À FAIRE ->
Écrivez la suite du texte sur le voyage à vélo pendant le covid, en reprenant juste après sa dernière phrase.

TEXTE PRÉSENTÉ ->
####################

Si le gouvernement annonce un couvre-feu généralisé ?
Si un couvre-feu est annoncé tout d’abord dans les grandes villes comme Barcelone, Valence, Grenade, Malaga, il y a des probabilités pour qu’il s’applique seulement à partir de minuit jusqu’au matin. Pour les bars et restaurants, j’avoue qu’une petite bière me fera bien plaisir. Mais encore une fois, j’ai la possibilité de l’acheter en grande surface, tout comme la possibilité de prendre une pizza à emporter, on s'adapte. Et puis après les heures à pédaler, autant dire que je compte rapidement dormir pour me reposer car les journées seront chargées.
Si j’attrape le covid ? Si j’ai des symptômes ?
Même en voyage, je vais devoir porter mon masque quand je serais descendue de mon vélo. J’ai un gel hydroalcoolique pour le lavage de main régulier. Dans une journée, je compte être de 8h à 16h en moyenne sur mon vélo. Pas plus de contact possible avec un être humain qu’un salarié devant son poste de travail.
Pour les pauses repas, je devrais faire des stocks de plusieurs jours en supermarché pour avoir la possibilité à n’importe quel moment de me faire à manger (pain, fromage, féculent, conserves, sauces…). Pas plus de risques de contact qu’une personne qui va faire ses courses hebdomadaires. Idem pour acheter un sandwich en boulangerie.
Pour le soir, avec mon matériel de bivouac, je pourrais trouver des emplacements de campings afin de garantir la sécurité de mon vélo, demander aux locaux ou au réseau de couchsurfing / warmshowers si je peux planter ma tente dans leur jardin, trouver des auberges de jeunesse ou hôtels (avec le peu de touristes en ce moment, je sens que je serais bien tranquille et tant mieux). Pas plus de contact que des personnes partant en week-end ou en escapade à Annecy.
Si je ne trouve pas d’endroit où dormir ?

####################

[Lignes extraites]

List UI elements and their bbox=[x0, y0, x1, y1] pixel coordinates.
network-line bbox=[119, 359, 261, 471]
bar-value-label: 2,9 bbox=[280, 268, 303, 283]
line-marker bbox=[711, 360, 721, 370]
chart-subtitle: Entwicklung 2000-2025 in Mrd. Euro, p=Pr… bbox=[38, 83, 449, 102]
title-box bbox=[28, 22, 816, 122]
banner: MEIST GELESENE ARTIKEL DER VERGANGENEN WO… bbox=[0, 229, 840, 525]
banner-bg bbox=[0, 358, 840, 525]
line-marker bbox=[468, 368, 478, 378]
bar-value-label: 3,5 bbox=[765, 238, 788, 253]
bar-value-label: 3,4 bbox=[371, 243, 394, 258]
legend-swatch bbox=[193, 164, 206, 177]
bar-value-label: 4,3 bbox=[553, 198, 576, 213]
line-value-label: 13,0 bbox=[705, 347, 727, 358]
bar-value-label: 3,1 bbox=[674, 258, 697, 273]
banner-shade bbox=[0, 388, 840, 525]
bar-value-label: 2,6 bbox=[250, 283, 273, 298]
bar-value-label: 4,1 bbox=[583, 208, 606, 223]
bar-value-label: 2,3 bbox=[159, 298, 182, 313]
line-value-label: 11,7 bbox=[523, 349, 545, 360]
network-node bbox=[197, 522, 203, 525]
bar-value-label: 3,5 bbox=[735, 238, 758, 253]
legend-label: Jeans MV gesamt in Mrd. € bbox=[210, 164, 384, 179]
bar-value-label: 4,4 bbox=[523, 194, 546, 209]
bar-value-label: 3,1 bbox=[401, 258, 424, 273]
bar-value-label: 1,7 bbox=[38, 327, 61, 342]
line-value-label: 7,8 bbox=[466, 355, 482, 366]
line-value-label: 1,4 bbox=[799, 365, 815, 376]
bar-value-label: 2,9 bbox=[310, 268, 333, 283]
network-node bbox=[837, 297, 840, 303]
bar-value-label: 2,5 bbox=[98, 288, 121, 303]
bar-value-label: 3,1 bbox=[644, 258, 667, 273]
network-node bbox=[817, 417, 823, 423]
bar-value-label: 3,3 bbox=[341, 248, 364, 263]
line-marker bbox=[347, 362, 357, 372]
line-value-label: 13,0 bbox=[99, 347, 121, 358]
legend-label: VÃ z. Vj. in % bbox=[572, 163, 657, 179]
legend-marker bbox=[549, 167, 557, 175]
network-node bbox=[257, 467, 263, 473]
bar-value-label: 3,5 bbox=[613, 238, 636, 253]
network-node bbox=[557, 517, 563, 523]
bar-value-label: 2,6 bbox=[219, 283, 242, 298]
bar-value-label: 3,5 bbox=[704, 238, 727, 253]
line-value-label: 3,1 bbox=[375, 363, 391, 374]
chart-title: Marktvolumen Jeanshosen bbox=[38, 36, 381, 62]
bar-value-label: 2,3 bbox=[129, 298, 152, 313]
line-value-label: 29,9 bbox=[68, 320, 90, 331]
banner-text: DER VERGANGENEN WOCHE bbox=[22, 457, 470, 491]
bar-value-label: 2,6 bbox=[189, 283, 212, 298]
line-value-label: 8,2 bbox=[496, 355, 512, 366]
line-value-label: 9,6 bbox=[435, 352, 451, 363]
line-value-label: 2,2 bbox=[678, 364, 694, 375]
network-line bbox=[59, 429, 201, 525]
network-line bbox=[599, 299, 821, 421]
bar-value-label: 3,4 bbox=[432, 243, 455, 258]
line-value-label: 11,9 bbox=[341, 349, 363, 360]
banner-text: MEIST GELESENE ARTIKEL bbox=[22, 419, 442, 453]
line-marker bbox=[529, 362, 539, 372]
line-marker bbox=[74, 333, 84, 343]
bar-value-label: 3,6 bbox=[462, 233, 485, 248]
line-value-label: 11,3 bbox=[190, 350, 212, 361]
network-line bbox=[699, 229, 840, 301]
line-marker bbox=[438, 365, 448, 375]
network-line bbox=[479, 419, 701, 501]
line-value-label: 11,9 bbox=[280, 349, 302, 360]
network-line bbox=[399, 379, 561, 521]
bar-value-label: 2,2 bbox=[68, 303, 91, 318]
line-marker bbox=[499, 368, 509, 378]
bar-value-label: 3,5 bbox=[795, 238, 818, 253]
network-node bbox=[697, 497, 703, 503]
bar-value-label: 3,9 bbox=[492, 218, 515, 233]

####################

VOTRE RÉPONSE ->
Il est possible de trouver des alternatives, garder les distances de sécurité et trouver des lieux en sécurité pour dormir. Je prévois d’abord de demander de dormir chez l’habitant avec le réseau warmshowers. Dans le cas où les personnes sont frileux à m’héberger à cause du covid, il me semble faisable de demander un bout de jardin où planter ma tente ou un garage pour être abritée.
Si j’ai un problème mécanique ?
J'aurais toujours avec moi le nécessaire de réparation notamment en cas de crevaison (pompes, rustines, chambre à air de rechange, bombe anti-crevaison, démonte pneu). Si un problème quelconque surgit, j’ai un multitool qui me permet de visser, serrer n’importe quel vis de mon vélo. Petit plus, mon vélo étant un b’twin de chez Decath, j’ai la chance de pouvoir aller dans leurs magasins et en cas de gros problèmes, ils auront la possibilité de changer une pièce. Ils existent une cinquantaine de magasin tout au long de ma route, pratique !
Si je me fais mal ? Si je n’arrive pas jusqu’en Andalousie ?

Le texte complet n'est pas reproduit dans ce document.